- **WHAT IS REQUIRED**: Please copy out the records word for word, starting at the first line and ending after the line that contains "time-tick: 3: [522, 370, 528, 382]".

- **DATA LISTING**:
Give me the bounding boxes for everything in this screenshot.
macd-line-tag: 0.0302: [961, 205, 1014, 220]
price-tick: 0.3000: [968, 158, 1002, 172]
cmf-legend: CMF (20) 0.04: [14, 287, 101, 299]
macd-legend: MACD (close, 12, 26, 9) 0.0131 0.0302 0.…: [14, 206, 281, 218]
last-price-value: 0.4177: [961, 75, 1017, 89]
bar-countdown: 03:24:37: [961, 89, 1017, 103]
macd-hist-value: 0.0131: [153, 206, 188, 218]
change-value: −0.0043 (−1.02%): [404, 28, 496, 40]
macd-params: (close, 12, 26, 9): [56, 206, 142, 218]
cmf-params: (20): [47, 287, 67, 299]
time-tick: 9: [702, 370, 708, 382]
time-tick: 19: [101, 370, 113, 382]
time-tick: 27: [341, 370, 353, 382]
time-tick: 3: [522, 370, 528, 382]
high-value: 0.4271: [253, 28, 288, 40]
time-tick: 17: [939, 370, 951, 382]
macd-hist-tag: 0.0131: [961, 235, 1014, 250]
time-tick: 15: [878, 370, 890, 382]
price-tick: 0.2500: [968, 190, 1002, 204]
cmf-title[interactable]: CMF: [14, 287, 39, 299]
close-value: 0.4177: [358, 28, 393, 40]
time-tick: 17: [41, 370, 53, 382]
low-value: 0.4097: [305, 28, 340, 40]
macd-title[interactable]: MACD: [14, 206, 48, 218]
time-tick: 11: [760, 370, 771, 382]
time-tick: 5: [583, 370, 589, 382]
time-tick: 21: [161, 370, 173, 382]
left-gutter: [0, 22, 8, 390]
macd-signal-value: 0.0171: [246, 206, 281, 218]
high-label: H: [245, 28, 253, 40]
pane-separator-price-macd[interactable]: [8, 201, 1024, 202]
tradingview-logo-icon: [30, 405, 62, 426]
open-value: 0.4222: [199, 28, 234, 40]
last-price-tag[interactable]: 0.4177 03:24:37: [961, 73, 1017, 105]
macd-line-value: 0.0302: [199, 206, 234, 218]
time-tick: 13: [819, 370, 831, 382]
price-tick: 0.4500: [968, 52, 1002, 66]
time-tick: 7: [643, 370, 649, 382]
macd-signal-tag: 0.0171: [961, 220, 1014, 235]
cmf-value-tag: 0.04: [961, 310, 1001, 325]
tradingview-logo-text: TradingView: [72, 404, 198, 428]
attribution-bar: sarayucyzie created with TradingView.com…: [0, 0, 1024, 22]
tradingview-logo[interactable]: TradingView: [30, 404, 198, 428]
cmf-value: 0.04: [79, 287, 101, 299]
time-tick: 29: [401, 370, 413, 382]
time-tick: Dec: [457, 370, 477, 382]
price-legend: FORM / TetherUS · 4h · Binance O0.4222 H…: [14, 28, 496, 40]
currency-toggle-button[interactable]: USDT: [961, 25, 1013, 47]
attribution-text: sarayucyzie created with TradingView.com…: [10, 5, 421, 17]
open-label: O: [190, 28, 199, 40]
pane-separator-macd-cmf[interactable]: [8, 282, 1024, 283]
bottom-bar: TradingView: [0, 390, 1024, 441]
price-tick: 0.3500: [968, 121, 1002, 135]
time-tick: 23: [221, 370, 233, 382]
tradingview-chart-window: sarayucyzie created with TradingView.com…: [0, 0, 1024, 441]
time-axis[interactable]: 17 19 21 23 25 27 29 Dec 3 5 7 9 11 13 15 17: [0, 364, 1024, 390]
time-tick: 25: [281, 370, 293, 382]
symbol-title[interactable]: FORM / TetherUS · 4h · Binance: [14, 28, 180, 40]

- **EXERCISE RESULT**:
Give me the bounding boxes for everything in this screenshot.
macd-line-tag: 0.0302: [961, 205, 1014, 220]
price-tick: 0.3000: [968, 158, 1002, 172]
cmf-legend: CMF (20) 0.04: [14, 287, 101, 299]
macd-legend: MACD (close, 12, 26, 9) 0.0131 0.0302 0.…: [14, 206, 281, 218]
last-price-value: 0.4177: [961, 75, 1017, 89]
bar-countdown: 03:24:37: [961, 89, 1017, 103]
macd-hist-value: 0.0131: [153, 206, 188, 218]
change-value: −0.0043 (−1.02%): [404, 28, 496, 40]
macd-params: (close, 12, 26, 9): [56, 206, 142, 218]
cmf-params: (20): [47, 287, 67, 299]
time-tick: 9: [702, 370, 708, 382]
time-tick: 19: [101, 370, 113, 382]
time-tick: 27: [341, 370, 353, 382]
time-tick: 3: [522, 370, 528, 382]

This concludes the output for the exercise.